> STATED EXERCISE
Reproduce the full listing below unchanged, apart from the pictures.

** Begin DATA SUPPLIED **

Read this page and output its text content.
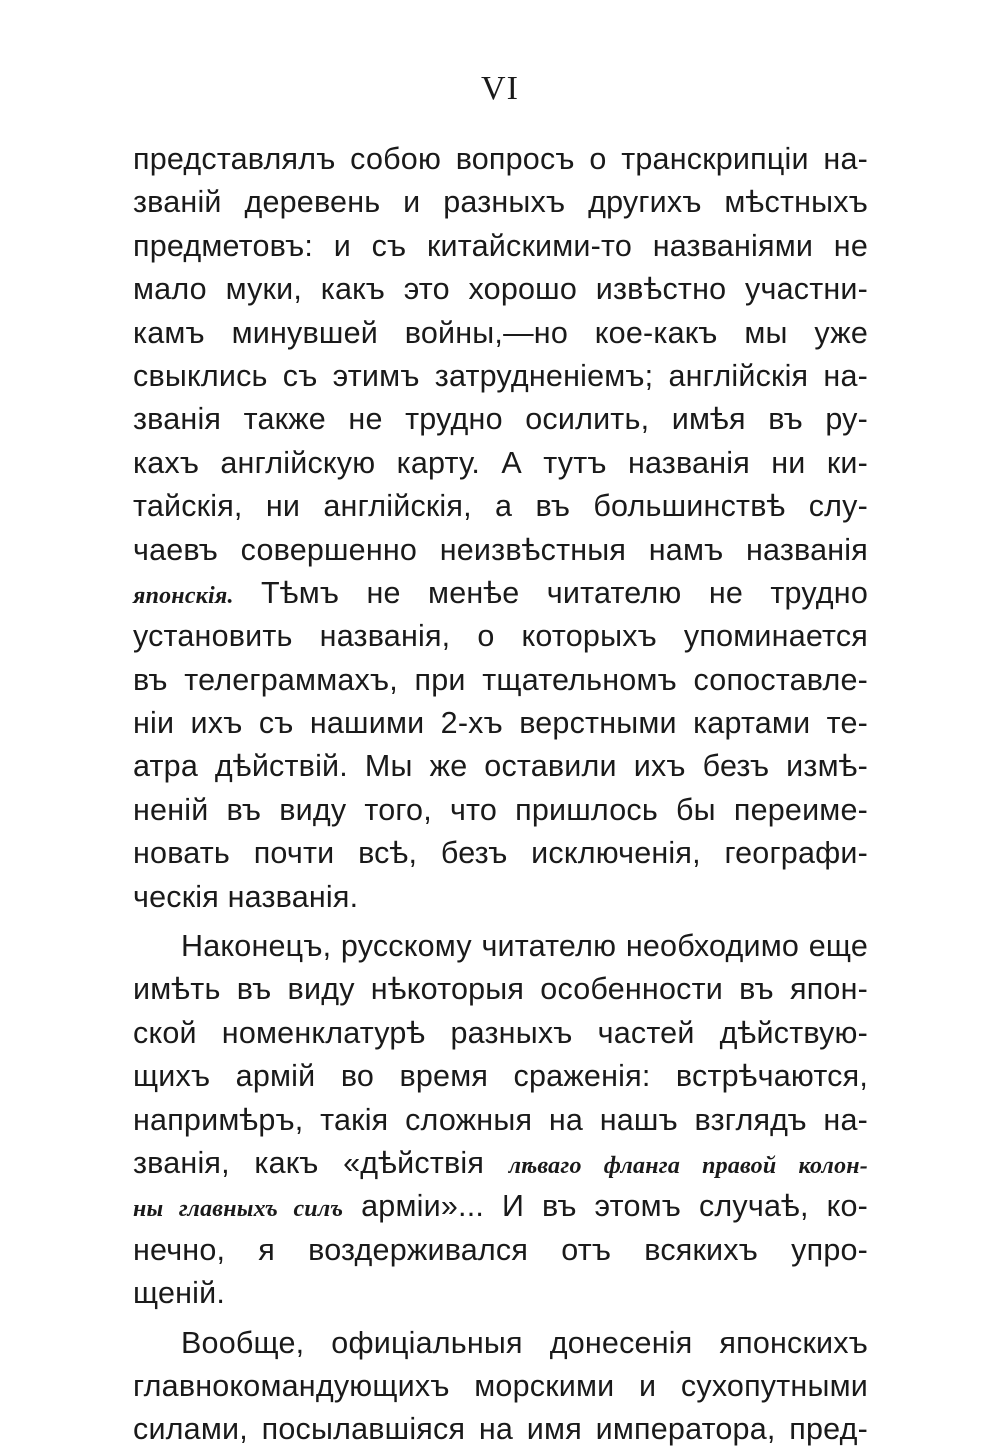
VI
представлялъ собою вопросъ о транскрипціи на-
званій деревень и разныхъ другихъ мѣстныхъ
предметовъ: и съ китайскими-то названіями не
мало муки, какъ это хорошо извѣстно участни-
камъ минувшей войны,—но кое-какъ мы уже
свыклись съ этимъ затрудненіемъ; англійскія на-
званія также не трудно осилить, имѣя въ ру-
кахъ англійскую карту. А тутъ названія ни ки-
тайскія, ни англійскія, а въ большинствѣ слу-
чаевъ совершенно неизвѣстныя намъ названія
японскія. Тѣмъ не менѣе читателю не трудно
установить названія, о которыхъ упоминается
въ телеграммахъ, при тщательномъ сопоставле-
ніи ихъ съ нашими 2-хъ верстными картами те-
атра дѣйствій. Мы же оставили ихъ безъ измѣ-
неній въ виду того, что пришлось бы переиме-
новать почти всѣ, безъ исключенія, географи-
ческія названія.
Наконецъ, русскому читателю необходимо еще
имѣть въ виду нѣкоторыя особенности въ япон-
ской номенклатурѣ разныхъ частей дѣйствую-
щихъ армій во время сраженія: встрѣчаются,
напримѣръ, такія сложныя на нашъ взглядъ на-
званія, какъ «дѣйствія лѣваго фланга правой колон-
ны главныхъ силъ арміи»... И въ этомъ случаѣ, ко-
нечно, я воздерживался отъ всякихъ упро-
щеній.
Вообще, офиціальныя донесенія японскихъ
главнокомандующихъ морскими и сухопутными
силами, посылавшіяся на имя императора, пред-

** End DATA SUPPLIED **

> REPLY
Read this page and output its text content.
VI
представлялъ собою вопросъ о транскрипціи на-
званій деревень и разныхъ другихъ мѣстныхъ
предметовъ: и съ китайскими-то названіями не
мало муки, какъ это хорошо извѣстно участни-
камъ минувшей войны,—но кое-какъ мы уже
свыклись съ этимъ затрудненіемъ; англійскія на-
званія также не трудно осилить, имѣя въ ру-
кахъ англійскую карту. А тутъ названія ни ки-
тайскія, ни англійскія, а въ большинствѣ слу-
чаевъ совершенно неизвѣстныя намъ названія
японскія. Тѣмъ не менѣе читателю не трудно
установить названія, о которыхъ упоминается
въ телеграммахъ, при тщательномъ сопоставле-
ніи ихъ съ нашими 2-хъ верстными картами те-
атра дѣйствій. Мы же оставили ихъ безъ измѣ-
неній въ виду того, что пришлось бы переиме-
новать почти всѣ, безъ исключенія, географи-
ческія названія.
Наконецъ, русскому читателю необходимо еще
имѣть въ виду нѣкоторыя особенности въ япон-
ской номенклатурѣ разныхъ частей дѣйствую-
щихъ армій во время сраженія: встрѣчаются,
напримѣръ, такія сложныя на нашъ взглядъ на-
званія, какъ «дѣйствія лѣваго фланга правой колон-
ны главныхъ силъ арміи»... И въ этомъ случаѣ, ко-
нечно, я воздерживался отъ всякихъ упро-
щеній.
Вообще, офиціальныя донесенія японскихъ
главнокомандующихъ морскими и сухопутными
силами, посылавшіяся на имя императора, пред-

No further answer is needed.